◆ DATASET EXCERPTS ◆

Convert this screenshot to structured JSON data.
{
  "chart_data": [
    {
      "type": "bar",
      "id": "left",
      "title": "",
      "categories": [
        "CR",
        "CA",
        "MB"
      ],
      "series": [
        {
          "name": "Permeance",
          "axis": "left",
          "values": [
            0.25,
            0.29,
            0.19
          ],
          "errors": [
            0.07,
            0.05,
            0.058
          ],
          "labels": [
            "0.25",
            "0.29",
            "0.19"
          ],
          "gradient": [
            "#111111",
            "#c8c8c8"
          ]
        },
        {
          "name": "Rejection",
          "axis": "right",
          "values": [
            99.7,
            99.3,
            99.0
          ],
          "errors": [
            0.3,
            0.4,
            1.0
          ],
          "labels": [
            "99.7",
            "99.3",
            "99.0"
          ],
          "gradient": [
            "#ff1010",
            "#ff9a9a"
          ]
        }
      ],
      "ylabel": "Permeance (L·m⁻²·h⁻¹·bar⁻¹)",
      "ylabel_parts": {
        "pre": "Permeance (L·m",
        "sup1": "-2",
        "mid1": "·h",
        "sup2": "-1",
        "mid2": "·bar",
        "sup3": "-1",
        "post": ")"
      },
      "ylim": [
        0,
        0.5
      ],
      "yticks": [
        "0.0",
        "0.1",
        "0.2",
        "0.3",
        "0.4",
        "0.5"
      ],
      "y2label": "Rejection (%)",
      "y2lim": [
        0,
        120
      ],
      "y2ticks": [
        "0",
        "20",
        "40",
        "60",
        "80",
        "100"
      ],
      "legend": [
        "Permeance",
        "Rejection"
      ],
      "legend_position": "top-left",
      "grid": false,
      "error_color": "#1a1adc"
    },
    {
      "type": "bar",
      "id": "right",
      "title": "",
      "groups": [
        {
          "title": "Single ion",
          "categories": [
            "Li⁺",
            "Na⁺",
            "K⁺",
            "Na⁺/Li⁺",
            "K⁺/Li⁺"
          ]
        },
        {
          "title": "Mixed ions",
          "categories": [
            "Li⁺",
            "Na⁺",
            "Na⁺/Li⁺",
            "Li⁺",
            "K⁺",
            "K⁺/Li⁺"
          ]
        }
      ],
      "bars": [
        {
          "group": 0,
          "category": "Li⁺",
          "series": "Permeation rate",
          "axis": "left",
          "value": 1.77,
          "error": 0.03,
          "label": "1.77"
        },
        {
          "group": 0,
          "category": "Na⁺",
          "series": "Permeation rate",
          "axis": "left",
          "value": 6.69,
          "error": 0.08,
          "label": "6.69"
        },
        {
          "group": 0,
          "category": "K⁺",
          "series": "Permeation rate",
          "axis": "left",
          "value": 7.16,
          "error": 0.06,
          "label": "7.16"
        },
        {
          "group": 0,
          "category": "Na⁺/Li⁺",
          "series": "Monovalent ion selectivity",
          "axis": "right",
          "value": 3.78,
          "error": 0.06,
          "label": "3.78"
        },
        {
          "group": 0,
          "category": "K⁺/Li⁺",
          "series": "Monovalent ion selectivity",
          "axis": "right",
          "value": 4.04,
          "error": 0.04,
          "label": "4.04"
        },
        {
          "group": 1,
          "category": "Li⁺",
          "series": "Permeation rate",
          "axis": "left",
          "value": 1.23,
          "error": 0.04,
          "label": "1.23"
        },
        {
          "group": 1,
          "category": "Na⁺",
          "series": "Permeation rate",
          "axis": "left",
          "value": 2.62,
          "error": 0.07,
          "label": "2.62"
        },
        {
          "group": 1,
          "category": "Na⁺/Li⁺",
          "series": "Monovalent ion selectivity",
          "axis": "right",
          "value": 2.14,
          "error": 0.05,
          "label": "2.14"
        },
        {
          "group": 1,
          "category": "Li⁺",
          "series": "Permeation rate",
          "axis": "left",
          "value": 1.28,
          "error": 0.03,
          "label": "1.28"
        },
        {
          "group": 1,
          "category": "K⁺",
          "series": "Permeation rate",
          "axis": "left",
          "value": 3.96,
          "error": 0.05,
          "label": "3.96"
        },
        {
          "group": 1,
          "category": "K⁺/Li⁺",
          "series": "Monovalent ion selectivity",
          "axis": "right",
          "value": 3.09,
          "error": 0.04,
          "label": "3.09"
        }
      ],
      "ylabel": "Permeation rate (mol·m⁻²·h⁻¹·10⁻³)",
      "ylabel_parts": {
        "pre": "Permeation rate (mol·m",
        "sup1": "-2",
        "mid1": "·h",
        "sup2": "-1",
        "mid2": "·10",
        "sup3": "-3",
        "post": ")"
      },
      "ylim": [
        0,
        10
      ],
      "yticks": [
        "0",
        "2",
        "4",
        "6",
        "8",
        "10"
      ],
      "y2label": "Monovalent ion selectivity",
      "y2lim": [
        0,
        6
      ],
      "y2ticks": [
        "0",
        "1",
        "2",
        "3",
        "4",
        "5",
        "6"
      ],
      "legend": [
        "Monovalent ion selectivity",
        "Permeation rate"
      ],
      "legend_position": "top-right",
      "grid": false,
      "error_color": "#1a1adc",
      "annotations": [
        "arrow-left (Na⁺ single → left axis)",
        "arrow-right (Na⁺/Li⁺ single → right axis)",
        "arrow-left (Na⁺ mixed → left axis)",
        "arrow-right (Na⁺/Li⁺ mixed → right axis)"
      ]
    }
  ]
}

◆ WRITTEN TASK ◆
Print every entry exactly as it appears.

◆ RESULT OF THE EXERCISE ◆
Convert this screenshot to structured JSON data.
{
  "chart_data": [
    {
      "type": "bar",
      "id": "left",
      "title": "",
      "categories": [
        "CR",
        "CA",
        "MB"
      ],
      "series": [
        {
          "name": "Permeance",
          "axis": "left",
          "values": [
            0.25,
            0.29,
            0.19
          ],
          "errors": [
            0.07,
            0.05,
            0.058
          ],
          "labels": [
            "0.25",
            "0.29",
            "0.19"
          ],
          "gradient": [
            "#111111",
            "#c8c8c8"
          ]
        },
        {
          "name": "Rejection",
          "axis": "right",
          "values": [
            99.7,
            99.3,
            99.0
          ],
          "errors": [
            0.3,
            0.4,
            1.0
          ],
          "labels": [
            "99.7",
            "99.3",
            "99.0"
          ],
          "gradient": [
            "#ff1010",
            "#ff9a9a"
          ]
        }
      ],
      "ylabel": "Permeance (L·m⁻²·h⁻¹·bar⁻¹)",
      "ylabel_parts": {
        "pre": "Permeance (L·m",
        "sup1": "-2",
        "mid1": "·h",
        "sup2": "-1",
        "mid2": "·bar",
        "sup3": "-1",
        "post": ")"
      },
      "ylim": [
        0,
        0.5
      ],
      "yticks": [
        "0.0",
        "0.1",
        "0.2",
        "0.3",
        "0.4",
        "0.5"
      ],
      "y2label": "Rejection (%)",
      "y2lim": [
        0,
        120
      ],
      "y2ticks": [
        "0",
        "20",
        "40",
        "60",
        "80",
        "100"
      ],
      "legend": [
        "Permeance",
        "Rejection"
      ],
      "legend_position": "top-left",
      "grid": false,
      "error_color": "#1a1adc"
    },
    {
      "type": "bar",
      "id": "right",
      "title": "",
      "groups": [
        {
          "title": "Single ion",
          "categories": [
            "Li⁺",
            "Na⁺",
            "K⁺",
            "Na⁺/Li⁺",
            "K⁺/Li⁺"
          ]
        },
        {
          "title": "Mixed ions",
          "categories": [
            "Li⁺",
            "Na⁺",
            "Na⁺/Li⁺",
            "Li⁺",
            "K⁺",
            "K⁺/Li⁺"
          ]
        }
      ],
      "bars": [
        {
          "group": 0,
          "category": "Li⁺",
          "series": "Permeation rate",
          "axis": "left",
          "value": 1.77,
          "error": 0.03,
          "label": "1.77"
        },
        {
          "group": 0,
          "category": "Na⁺",
          "series": "Permeation rate",
          "axis": "left",
          "value": 6.69,
          "error": 0.08,
          "label": "6.69"
        },
        {
          "group": 0,
          "category": "K⁺",
          "series": "Permeation rate",
          "axis": "left",
          "value": 7.16,
          "error": 0.06,
          "label": "7.16"
        },
        {
          "group": 0,
          "category": "Na⁺/Li⁺",
          "series": "Monovalent ion selectivity",
          "axis": "right",
          "value": 3.78,
          "error": 0.06,
          "label": "3.78"
        },
        {
          "group": 0,
          "category": "K⁺/Li⁺",
          "series": "Monovalent ion selectivity",
          "axis": "right",
          "value": 4.04,
          "error": 0.04,
          "label": "4.04"
        },
        {
          "group": 1,
          "category": "Li⁺",
          "series": "Permeation rate",
          "axis": "left",
          "value": 1.23,
          "error": 0.04,
          "label": "1.23"
        },
        {
          "group": 1,
          "category": "Na⁺",
          "series": "Permeation rate",
          "axis": "left",
          "value": 2.62,
          "error": 0.07,
          "label": "2.62"
        },
        {
          "group": 1,
          "category": "Na⁺/Li⁺",
          "series": "Monovalent ion selectivity",
          "axis": "right",
          "value": 2.14,
          "error": 0.05,
          "label": "2.14"
        },
        {
          "group": 1,
          "category": "Li⁺",
          "series": "Permeation rate",
          "axis": "left",
          "value": 1.28,
          "error": 0.03,
          "label": "1.28"
        },
        {
          "group": 1,
          "category": "K⁺",
          "series": "Permeation rate",
          "axis": "left",
          "value": 3.96,
          "error": 0.05,
          "label": "3.96"
        },
        {
          "group": 1,
          "category": "K⁺/Li⁺",
          "series": "Monovalent ion selectivity",
          "axis": "right",
          "value": 3.09,
          "error": 0.04,
          "label": "3.09"
        }
      ],
      "ylabel": "Permeation rate (mol·m⁻²·h⁻¹·10⁻³)",
      "ylabel_parts": {
        "pre": "Permeation rate (mol·m",
        "sup1": "-2",
        "mid1": "·h",
        "sup2": "-1",
        "mid2": "·10",
        "sup3": "-3",
        "post": ")"
      },
      "ylim": [
        0,
        10
      ],
      "yticks": [
        "0",
        "2",
        "4",
        "6",
        "8",
        "10"
      ],
      "y2label": "Monovalent ion selectivity",
      "y2lim": [
        0,
        6
      ],
      "y2ticks": [
        "0",
        "1",
        "2",
        "3",
        "4",
        "5",
        "6"
      ],
      "legend": [
        "Monovalent ion selectivity",
        "Permeation rate"
      ],
      "legend_position": "top-right",
      "grid": false,
      "error_color": "#1a1adc",
      "annotations": [
        "arrow-left (Na⁺ single → left axis)",
        "arrow-right (Na⁺/Li⁺ single → right axis)",
        "arrow-left (Na⁺ mixed → left axis)",
        "arrow-right (Na⁺/Li⁺ mixed → right axis)"
      ]
    }
  ]
}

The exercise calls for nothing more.